§ **TASK DETAILS**:
Look over the entries that follow and work out how many lines contain "Torres". State the number only.

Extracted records
►

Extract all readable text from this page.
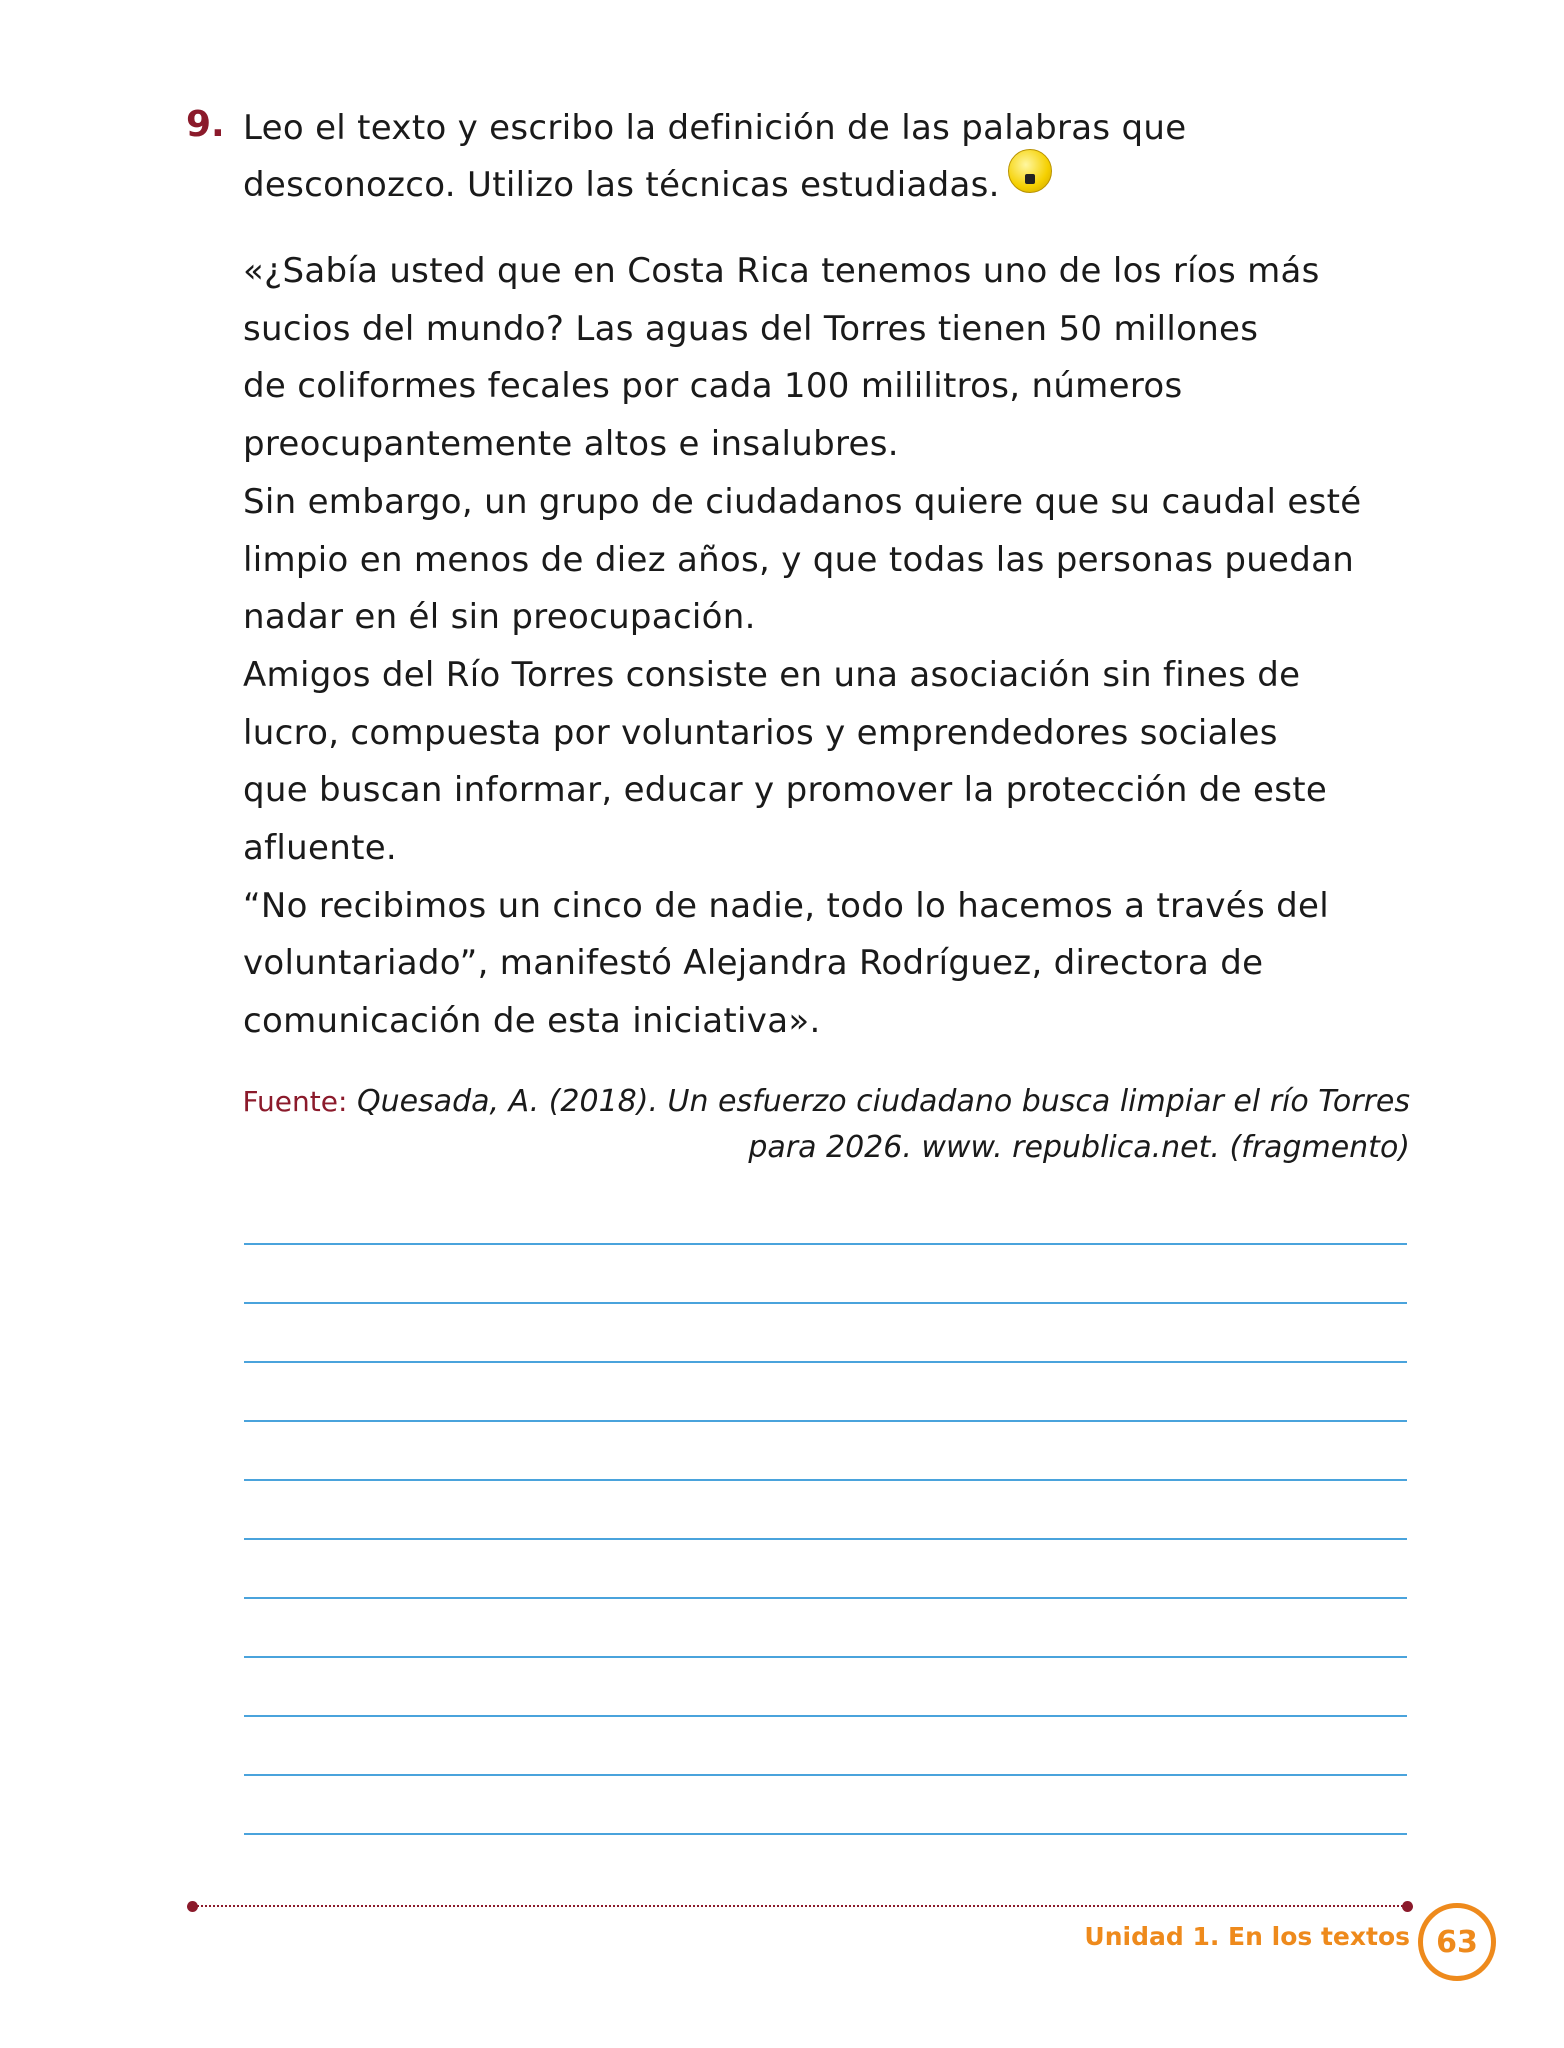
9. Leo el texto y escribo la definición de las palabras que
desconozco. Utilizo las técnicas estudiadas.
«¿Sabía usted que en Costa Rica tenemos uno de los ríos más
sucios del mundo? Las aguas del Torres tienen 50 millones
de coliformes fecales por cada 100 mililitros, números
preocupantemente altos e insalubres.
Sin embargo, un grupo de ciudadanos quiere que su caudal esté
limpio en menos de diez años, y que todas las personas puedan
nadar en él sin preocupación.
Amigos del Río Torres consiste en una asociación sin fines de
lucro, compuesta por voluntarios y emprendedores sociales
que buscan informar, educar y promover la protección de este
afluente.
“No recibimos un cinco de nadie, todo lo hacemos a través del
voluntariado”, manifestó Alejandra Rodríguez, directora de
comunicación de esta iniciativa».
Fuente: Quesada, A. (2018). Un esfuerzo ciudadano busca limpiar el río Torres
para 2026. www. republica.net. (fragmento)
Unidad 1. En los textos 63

◄

§ **FINAL RESULT**:
3